## INSTRUCTIONS FOR THE TASK
Show each line that has the string "messages" in it.

[Dataset records]

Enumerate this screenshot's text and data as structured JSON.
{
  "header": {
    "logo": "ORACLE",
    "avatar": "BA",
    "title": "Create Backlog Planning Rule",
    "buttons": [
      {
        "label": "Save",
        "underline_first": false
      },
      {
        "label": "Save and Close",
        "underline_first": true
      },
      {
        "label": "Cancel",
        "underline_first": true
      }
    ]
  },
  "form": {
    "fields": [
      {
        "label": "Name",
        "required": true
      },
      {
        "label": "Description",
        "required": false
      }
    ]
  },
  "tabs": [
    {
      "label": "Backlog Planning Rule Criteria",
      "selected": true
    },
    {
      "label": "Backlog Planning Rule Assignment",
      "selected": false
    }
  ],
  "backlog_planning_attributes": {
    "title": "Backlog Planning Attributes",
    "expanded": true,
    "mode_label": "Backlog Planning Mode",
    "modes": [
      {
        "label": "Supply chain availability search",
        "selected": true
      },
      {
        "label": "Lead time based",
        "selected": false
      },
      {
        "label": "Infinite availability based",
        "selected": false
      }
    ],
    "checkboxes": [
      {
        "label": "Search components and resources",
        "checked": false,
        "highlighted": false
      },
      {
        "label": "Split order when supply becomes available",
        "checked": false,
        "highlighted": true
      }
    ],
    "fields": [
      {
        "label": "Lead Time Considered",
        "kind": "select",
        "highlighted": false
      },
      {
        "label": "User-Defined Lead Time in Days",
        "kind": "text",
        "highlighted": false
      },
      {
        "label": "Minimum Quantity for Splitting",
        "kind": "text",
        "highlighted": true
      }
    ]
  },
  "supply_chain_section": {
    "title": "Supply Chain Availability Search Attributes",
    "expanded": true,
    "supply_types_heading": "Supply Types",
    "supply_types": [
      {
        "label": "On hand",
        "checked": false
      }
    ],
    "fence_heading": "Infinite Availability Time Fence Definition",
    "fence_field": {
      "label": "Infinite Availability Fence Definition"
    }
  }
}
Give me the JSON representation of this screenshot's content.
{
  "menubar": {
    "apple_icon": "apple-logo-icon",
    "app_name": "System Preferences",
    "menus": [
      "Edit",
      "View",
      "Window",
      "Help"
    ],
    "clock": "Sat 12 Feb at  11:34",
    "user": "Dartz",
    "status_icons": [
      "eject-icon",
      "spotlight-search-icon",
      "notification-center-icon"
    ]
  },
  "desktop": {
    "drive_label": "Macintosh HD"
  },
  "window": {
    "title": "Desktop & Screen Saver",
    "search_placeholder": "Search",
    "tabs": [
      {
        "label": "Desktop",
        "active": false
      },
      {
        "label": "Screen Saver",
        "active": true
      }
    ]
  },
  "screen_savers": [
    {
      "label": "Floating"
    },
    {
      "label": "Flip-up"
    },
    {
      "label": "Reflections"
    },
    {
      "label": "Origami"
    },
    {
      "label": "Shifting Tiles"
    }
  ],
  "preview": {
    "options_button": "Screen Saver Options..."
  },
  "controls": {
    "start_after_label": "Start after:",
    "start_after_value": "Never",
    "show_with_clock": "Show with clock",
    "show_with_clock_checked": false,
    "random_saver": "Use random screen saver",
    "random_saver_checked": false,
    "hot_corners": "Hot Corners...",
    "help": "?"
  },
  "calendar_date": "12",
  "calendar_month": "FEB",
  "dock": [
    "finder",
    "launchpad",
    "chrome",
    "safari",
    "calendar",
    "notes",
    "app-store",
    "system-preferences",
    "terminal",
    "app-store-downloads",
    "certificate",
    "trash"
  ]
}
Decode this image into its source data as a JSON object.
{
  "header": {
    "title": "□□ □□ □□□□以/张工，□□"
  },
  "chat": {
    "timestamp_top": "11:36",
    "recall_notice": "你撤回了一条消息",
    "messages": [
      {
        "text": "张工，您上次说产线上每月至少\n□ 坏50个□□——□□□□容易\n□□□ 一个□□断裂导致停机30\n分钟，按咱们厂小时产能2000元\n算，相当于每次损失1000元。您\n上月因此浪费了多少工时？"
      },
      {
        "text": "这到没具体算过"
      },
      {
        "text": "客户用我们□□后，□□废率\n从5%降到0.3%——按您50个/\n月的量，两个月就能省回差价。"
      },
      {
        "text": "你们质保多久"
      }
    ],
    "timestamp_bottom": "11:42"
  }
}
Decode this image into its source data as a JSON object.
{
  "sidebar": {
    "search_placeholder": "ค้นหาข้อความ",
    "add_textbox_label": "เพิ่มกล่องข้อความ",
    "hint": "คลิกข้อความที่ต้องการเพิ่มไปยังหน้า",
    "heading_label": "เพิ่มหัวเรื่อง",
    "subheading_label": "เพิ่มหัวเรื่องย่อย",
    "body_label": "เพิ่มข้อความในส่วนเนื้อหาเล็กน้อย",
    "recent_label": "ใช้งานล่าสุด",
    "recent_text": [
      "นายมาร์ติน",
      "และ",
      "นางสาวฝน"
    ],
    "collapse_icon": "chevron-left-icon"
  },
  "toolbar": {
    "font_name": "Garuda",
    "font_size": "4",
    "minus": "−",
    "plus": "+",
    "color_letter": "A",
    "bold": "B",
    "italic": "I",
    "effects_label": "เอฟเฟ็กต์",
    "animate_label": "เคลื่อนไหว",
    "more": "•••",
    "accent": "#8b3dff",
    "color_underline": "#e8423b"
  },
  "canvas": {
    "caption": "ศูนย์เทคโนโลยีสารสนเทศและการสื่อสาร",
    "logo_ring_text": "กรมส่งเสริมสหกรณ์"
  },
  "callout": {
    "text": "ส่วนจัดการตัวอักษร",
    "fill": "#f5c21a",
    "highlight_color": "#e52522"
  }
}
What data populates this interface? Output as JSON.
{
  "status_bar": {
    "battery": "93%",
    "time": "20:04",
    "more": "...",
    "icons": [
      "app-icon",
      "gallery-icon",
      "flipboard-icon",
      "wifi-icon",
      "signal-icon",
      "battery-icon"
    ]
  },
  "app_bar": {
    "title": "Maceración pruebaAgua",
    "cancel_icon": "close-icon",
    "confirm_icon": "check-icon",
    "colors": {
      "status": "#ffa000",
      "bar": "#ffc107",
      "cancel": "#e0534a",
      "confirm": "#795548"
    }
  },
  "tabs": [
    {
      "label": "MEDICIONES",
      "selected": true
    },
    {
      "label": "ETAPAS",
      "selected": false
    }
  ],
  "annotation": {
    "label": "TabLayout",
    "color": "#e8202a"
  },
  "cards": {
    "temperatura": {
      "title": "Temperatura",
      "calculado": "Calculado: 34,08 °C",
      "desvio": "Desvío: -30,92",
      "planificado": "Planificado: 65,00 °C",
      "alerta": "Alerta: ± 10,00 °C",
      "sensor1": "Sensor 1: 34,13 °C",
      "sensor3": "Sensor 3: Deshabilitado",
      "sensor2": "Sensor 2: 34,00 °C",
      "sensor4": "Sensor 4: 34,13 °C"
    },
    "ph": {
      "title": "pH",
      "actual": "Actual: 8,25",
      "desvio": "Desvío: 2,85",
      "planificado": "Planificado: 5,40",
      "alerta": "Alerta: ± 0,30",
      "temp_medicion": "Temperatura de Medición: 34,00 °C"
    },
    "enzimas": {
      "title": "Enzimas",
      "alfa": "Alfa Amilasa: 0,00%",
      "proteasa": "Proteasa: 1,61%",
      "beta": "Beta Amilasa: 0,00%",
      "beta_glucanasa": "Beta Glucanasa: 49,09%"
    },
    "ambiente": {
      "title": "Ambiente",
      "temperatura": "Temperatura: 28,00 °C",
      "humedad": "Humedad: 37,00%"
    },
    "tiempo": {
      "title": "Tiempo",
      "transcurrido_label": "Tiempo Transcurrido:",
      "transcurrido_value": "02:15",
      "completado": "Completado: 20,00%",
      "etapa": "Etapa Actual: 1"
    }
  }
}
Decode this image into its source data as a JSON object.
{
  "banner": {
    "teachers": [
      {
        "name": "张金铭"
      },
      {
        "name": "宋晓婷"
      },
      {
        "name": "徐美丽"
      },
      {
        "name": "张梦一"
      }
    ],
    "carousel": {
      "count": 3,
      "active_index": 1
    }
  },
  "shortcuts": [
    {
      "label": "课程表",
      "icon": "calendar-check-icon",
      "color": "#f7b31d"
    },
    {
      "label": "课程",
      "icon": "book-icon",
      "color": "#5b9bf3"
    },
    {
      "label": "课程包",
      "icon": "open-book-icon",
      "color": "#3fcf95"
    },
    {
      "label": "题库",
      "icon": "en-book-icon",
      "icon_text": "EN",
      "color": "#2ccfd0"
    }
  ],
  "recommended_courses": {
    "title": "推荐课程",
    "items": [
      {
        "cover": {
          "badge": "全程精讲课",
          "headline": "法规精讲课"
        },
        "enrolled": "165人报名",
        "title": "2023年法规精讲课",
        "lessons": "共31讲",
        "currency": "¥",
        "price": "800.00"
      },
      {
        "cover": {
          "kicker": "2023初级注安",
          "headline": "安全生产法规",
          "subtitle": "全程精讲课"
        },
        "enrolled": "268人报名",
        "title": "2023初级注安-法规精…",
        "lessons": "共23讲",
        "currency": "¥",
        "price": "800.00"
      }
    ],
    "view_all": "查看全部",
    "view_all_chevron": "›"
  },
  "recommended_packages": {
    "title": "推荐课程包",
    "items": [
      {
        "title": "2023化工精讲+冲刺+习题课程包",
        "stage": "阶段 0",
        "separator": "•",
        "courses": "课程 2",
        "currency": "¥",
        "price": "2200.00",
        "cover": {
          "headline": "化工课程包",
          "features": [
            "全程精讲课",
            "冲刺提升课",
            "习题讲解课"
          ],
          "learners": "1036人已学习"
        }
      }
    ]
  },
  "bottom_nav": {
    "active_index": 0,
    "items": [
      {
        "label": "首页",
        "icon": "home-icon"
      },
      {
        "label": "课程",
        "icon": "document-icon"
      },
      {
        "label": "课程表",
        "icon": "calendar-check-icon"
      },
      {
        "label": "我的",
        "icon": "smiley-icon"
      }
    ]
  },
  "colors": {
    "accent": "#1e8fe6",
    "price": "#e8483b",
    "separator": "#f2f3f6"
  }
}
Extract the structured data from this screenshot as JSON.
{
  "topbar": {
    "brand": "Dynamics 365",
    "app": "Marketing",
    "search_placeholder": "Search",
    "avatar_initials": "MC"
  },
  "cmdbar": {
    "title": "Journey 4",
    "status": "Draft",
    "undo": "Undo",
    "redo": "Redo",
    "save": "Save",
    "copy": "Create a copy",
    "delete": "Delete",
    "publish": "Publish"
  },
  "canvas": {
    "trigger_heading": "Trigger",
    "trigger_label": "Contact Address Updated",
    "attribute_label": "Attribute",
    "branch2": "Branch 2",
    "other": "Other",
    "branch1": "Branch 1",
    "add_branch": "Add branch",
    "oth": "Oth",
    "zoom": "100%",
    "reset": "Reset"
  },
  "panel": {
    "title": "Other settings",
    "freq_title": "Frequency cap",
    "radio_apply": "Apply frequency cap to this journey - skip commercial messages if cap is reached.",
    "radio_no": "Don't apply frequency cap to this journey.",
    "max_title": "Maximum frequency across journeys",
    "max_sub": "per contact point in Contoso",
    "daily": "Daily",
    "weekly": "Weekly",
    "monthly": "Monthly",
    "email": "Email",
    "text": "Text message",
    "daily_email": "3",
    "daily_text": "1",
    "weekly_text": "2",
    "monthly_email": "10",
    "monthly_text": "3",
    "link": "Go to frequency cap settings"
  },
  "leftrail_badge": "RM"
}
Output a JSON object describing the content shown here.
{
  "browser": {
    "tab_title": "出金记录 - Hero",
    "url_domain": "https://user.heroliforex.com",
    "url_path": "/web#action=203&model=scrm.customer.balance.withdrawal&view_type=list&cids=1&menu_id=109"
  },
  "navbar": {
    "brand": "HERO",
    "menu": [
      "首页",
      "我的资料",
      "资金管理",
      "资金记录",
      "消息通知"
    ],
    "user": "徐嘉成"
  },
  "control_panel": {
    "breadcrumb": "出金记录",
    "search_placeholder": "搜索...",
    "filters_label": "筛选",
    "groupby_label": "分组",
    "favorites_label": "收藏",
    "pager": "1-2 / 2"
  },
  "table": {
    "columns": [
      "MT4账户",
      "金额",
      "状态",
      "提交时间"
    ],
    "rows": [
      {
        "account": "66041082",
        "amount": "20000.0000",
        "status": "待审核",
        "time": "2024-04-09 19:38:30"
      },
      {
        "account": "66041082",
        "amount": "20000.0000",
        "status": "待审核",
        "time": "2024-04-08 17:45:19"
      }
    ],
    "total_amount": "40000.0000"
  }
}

## EXERCISE ANSWER
    "messages": [
    "radio_apply": "Apply frequency cap to this journey - skip commercial messages if cap is reached.",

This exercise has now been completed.